(TASK TO COMPLETE) From the listing below, extract each line containing the string "Ihnen".

***** RECORDS TO PROCESS *****

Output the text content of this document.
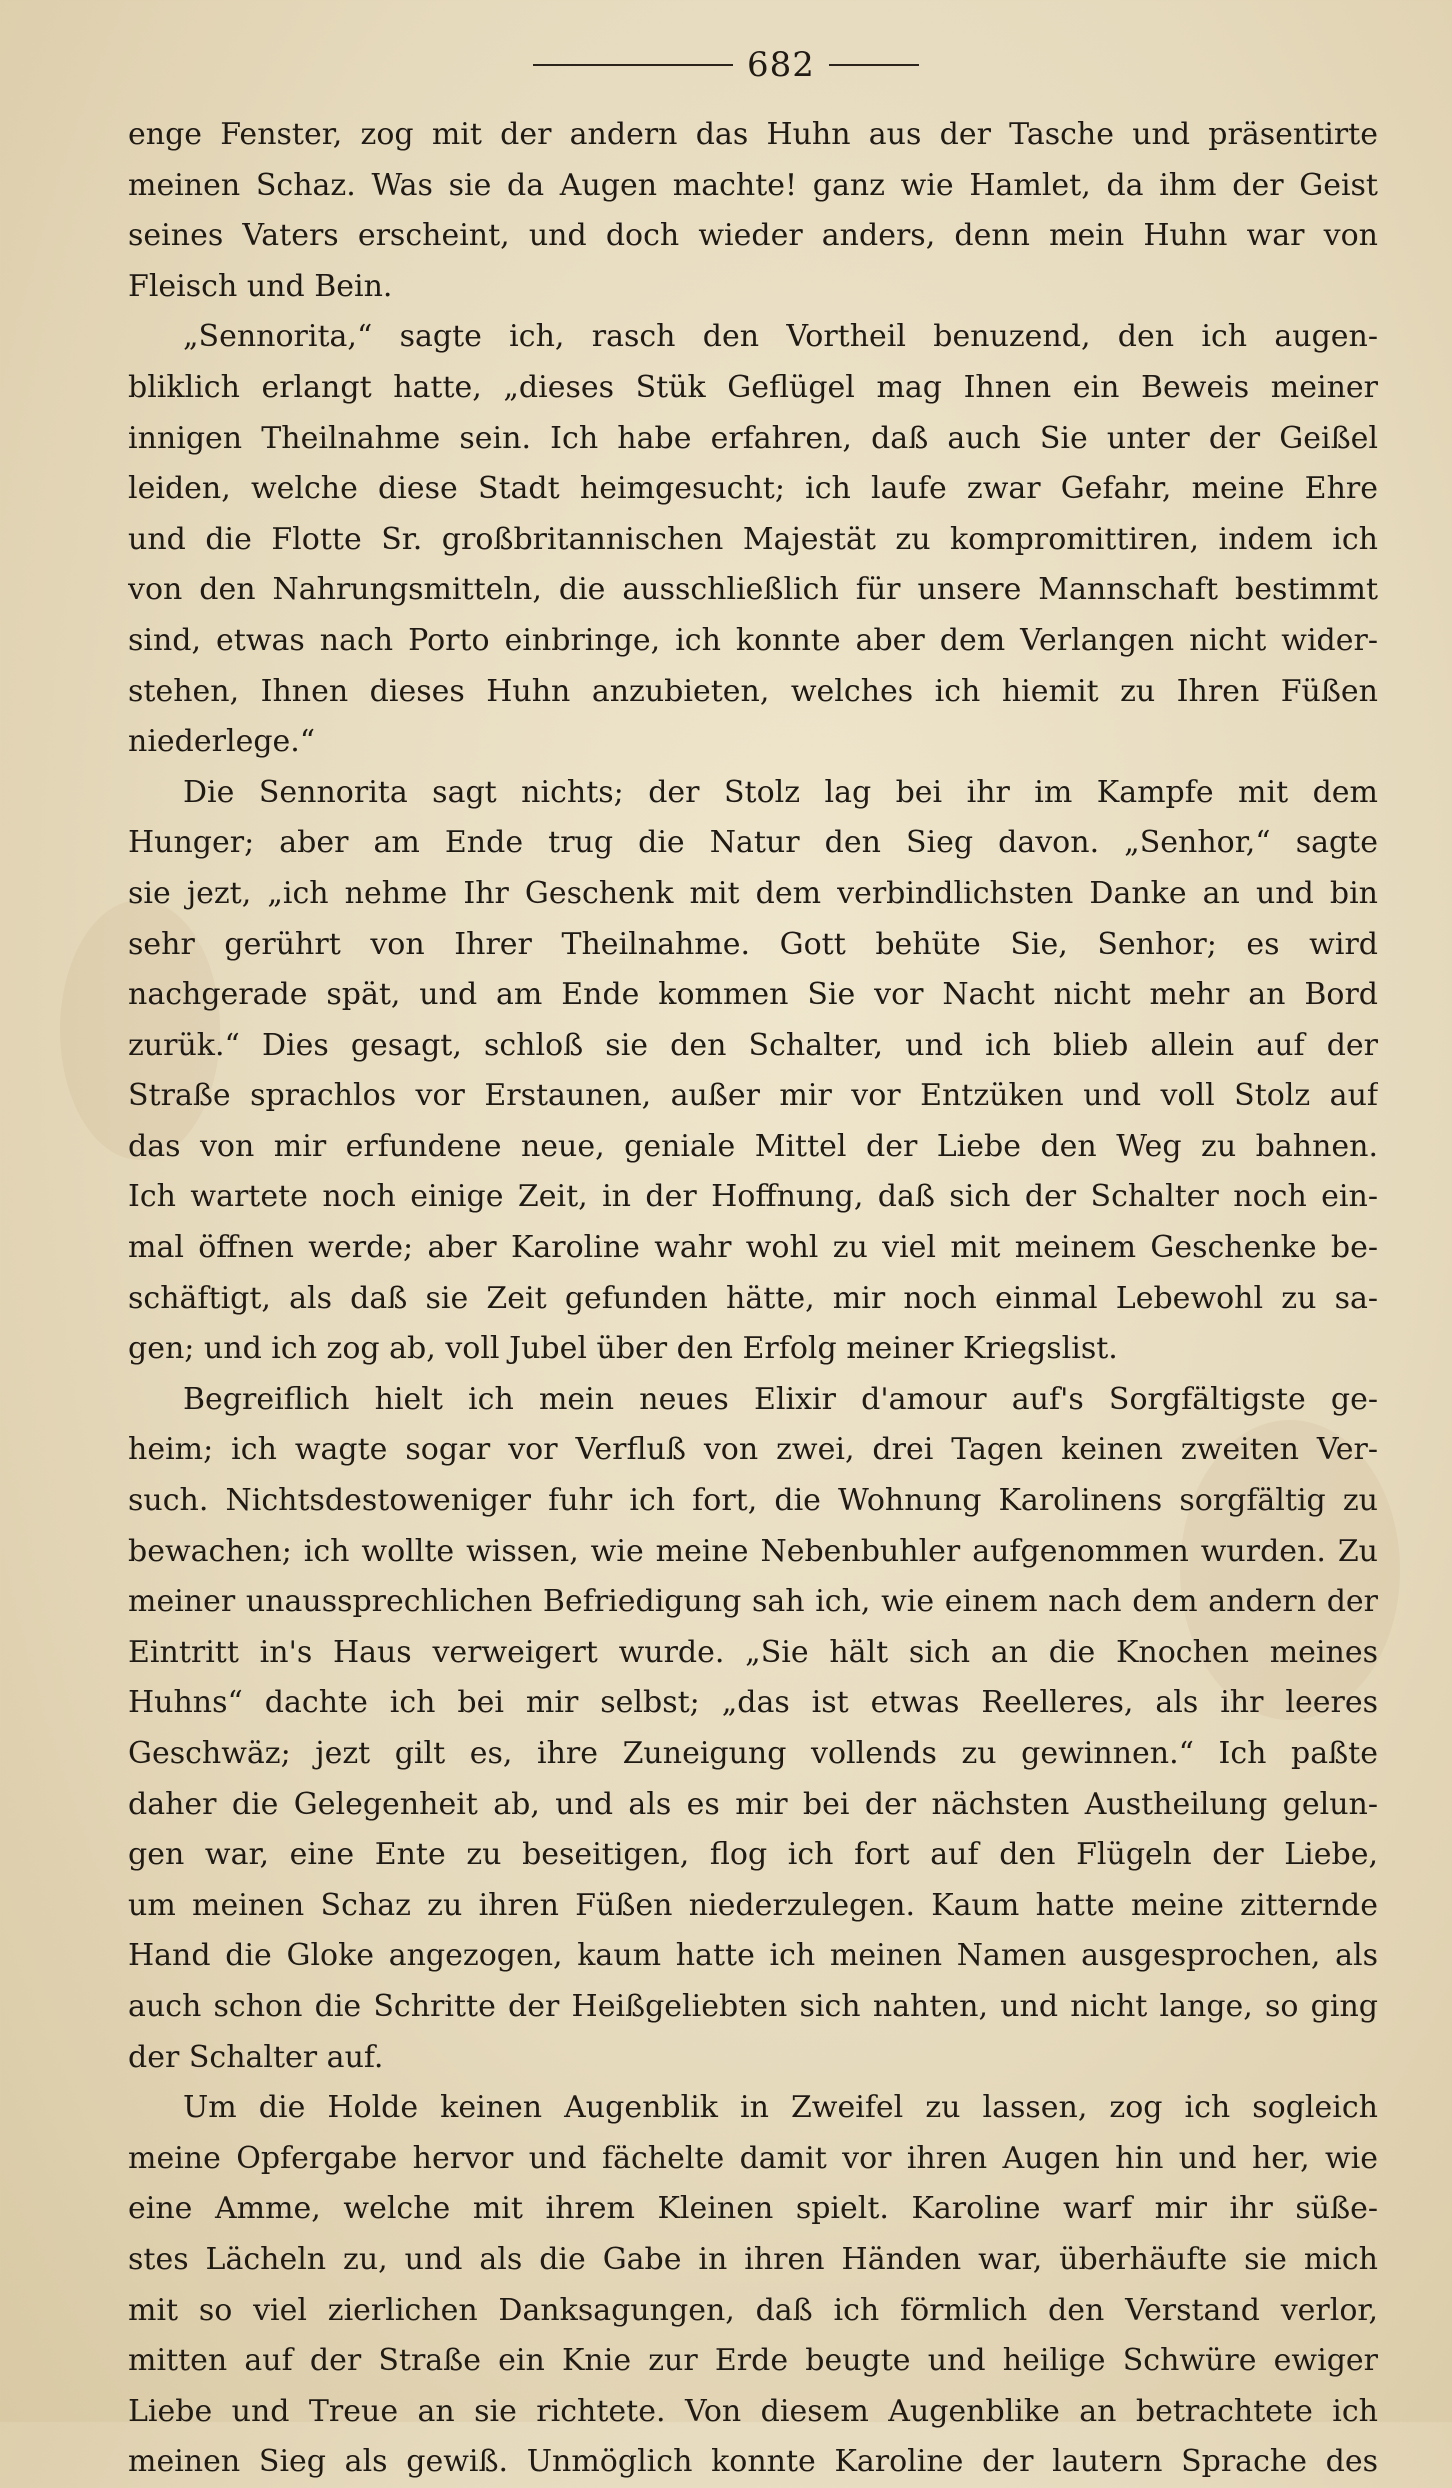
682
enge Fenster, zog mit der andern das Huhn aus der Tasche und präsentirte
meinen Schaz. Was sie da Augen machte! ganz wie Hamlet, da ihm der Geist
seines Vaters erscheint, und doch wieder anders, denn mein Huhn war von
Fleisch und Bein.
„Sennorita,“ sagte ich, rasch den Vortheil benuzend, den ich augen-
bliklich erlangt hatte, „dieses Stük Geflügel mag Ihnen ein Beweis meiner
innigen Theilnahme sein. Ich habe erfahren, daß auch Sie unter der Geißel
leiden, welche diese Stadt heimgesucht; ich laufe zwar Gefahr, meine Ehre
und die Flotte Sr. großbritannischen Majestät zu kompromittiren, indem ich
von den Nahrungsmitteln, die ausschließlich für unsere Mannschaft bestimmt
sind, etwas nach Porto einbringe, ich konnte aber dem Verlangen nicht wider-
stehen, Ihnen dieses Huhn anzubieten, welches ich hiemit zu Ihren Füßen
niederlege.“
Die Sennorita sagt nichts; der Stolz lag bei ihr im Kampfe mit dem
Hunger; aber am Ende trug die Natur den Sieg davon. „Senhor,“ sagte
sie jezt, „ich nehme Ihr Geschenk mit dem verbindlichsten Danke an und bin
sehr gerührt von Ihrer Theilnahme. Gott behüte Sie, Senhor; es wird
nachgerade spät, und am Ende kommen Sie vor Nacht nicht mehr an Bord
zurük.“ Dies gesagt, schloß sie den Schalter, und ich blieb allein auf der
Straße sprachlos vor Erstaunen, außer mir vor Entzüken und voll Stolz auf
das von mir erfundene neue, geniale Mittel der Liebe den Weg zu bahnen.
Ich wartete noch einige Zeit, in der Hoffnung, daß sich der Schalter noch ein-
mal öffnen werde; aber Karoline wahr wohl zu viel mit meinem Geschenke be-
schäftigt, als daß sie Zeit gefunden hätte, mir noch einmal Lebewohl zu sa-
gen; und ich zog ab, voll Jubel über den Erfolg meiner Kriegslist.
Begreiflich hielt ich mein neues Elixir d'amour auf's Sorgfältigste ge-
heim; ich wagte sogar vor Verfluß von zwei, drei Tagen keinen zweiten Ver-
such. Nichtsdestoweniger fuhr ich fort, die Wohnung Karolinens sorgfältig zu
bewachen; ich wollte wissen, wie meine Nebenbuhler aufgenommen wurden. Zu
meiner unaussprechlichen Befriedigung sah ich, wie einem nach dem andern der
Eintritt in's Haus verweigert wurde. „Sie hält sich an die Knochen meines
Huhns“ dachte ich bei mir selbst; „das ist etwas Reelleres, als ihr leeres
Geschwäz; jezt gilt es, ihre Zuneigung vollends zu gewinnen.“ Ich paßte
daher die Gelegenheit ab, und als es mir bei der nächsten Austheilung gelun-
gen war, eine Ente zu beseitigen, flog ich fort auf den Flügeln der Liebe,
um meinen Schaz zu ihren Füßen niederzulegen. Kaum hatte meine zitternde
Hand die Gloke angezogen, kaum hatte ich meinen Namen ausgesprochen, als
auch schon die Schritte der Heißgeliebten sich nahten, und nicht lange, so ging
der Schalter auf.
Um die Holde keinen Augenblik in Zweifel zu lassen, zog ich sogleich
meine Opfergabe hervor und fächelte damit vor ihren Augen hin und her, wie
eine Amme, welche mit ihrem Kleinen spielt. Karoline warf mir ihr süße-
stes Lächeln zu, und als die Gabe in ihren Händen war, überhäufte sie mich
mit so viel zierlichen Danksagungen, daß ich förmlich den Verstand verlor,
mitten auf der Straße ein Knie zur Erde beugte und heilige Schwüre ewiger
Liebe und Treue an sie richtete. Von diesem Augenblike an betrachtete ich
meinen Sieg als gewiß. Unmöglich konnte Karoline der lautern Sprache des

*****
***** RECORDS TO PROCESS *****

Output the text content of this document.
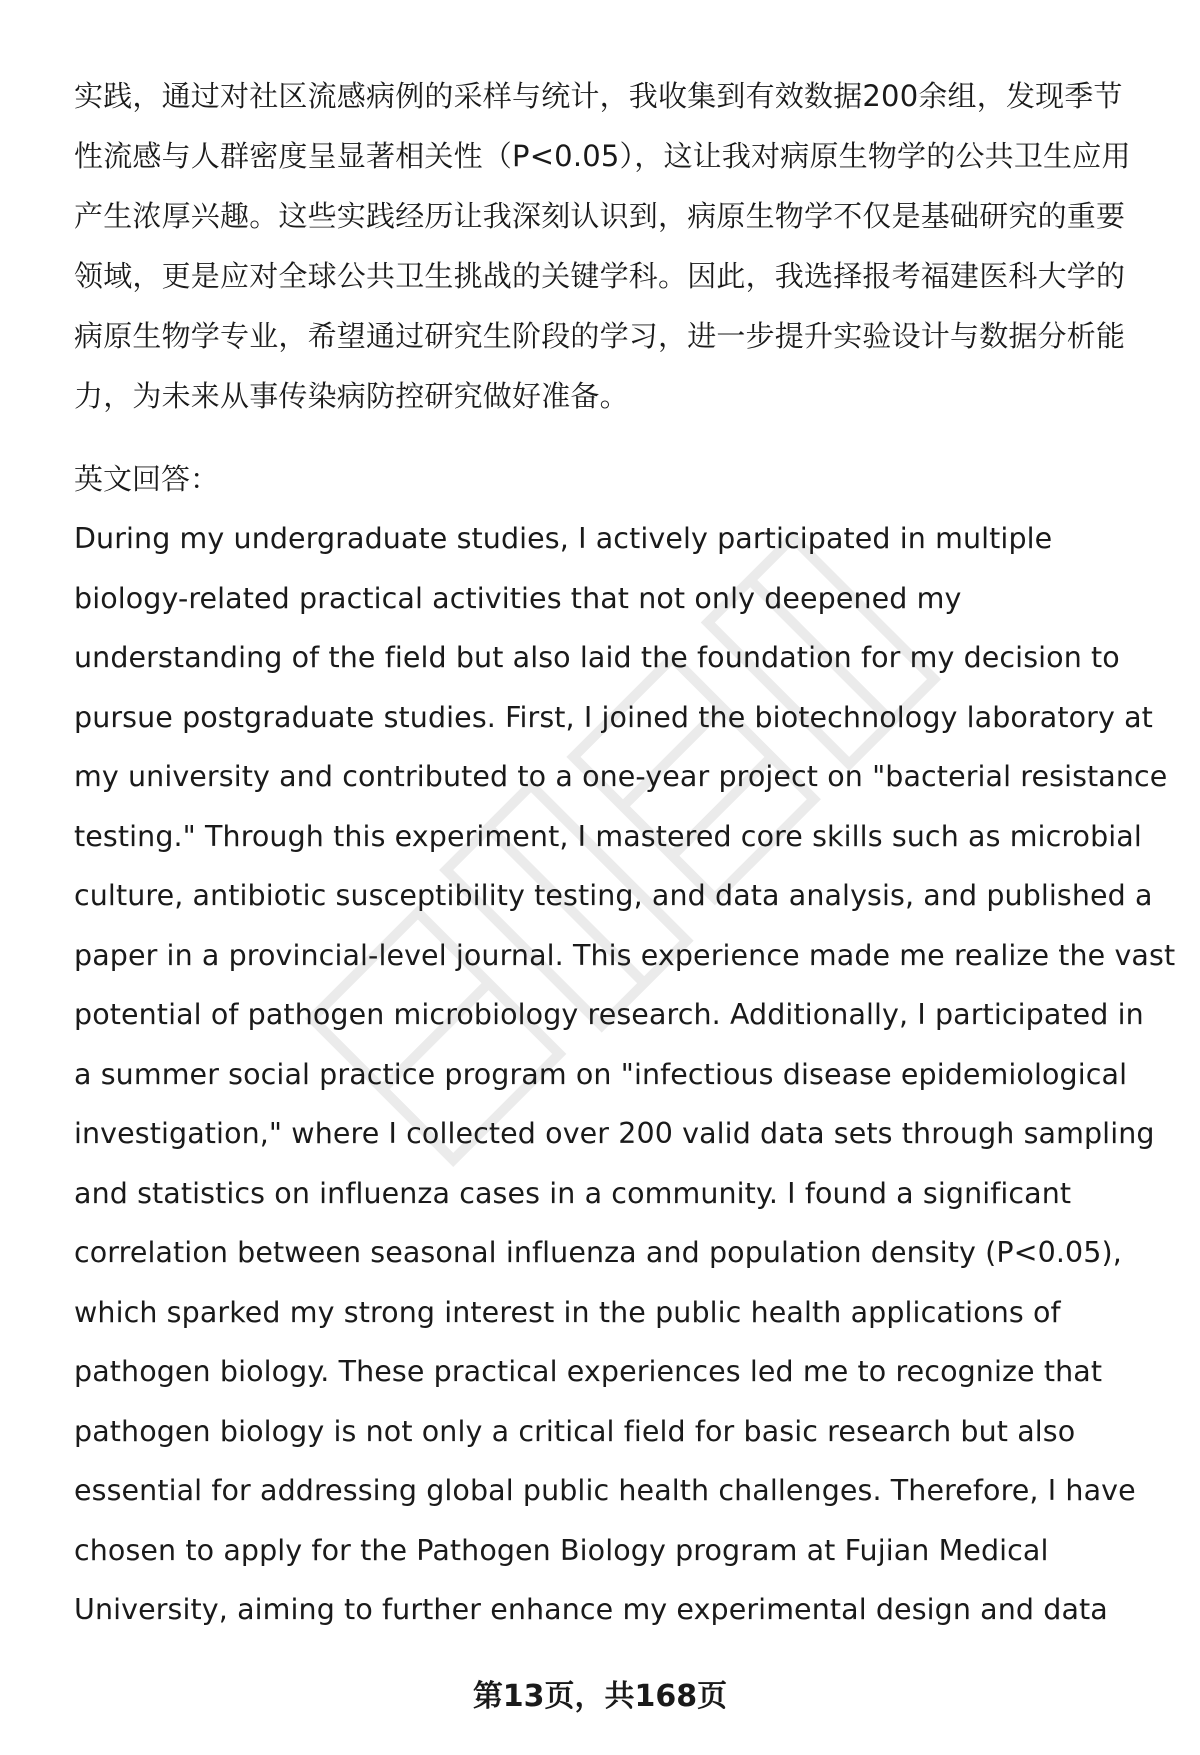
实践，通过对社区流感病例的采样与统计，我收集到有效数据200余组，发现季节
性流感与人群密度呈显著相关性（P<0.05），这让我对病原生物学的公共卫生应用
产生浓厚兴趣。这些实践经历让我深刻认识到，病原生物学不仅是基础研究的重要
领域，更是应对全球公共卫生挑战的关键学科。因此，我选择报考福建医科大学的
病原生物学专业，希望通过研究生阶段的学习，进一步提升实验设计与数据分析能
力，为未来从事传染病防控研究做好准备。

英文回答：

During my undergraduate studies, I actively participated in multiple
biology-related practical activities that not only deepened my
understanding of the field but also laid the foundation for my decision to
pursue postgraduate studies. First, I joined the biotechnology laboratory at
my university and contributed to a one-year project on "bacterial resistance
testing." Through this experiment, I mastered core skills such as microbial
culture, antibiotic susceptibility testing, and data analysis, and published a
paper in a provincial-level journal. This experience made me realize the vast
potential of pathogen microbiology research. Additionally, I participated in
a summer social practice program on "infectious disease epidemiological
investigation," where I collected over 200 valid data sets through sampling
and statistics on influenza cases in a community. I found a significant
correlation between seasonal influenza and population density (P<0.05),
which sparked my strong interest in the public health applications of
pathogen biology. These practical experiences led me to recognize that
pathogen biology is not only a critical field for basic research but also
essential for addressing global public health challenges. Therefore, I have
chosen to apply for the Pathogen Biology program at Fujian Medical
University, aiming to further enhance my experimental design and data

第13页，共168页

*****

(TASK OUTPUT)
bliklich erlangt hatte, „dieses Stük Geflügel mag Ihnen ein Beweis meiner
stehen, Ihnen dieses Huhn anzubieten, welches ich hiemit zu Ihren Füßen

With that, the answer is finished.